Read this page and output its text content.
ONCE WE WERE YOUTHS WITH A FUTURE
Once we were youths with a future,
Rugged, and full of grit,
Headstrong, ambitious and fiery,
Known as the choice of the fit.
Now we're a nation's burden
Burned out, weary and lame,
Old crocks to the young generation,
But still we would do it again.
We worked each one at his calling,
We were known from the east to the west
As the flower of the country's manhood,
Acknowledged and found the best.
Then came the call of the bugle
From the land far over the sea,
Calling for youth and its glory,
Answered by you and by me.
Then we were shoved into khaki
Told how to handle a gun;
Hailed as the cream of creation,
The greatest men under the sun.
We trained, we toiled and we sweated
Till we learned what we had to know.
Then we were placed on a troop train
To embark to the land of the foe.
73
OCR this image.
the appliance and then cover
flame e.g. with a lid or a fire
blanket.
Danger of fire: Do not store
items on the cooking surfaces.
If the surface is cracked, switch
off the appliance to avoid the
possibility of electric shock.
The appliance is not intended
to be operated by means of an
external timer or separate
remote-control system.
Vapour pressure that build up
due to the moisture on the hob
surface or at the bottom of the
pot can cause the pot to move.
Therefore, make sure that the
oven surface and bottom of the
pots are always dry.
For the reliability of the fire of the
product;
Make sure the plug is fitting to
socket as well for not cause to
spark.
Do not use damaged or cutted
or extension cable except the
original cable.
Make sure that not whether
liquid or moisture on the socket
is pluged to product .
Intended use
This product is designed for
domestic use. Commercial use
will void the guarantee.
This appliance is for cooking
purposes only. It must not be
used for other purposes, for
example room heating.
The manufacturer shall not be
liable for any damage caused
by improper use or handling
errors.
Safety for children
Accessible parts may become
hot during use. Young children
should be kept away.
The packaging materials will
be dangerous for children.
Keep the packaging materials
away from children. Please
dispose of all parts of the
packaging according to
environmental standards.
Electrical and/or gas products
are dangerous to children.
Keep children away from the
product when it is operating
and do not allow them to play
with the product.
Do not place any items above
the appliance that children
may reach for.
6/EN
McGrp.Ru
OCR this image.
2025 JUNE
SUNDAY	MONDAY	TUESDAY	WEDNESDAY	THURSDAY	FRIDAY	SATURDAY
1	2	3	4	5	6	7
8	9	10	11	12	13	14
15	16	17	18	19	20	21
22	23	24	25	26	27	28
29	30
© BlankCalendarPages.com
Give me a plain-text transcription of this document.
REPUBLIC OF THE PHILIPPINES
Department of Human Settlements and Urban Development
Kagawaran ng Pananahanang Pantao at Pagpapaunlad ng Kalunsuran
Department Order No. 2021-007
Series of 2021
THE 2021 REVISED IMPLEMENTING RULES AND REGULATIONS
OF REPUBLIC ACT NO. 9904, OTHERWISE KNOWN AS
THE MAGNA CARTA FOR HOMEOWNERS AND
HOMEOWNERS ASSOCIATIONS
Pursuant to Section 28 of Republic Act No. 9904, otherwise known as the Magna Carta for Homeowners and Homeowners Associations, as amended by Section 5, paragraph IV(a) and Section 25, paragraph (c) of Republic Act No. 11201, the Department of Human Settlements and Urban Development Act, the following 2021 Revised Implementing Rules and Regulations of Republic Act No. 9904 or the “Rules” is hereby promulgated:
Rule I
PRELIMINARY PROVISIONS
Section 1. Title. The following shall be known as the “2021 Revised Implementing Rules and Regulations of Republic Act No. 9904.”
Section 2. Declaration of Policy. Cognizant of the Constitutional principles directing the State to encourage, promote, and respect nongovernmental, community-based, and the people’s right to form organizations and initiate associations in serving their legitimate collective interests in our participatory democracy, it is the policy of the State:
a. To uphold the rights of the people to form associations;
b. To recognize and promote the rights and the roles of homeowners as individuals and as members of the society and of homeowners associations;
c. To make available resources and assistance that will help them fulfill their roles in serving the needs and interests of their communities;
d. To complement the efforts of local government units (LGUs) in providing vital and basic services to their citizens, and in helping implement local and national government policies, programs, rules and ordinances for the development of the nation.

◆ ◆ ◆ ◆ ◆

[Problem details]: For each line above that contains the word "appliance", copy that line.

[Exercise answer]:
the appliance and then cover
off the appliance to avoid the
The appliance is not intended
This appliance is for cooking
the appliance that children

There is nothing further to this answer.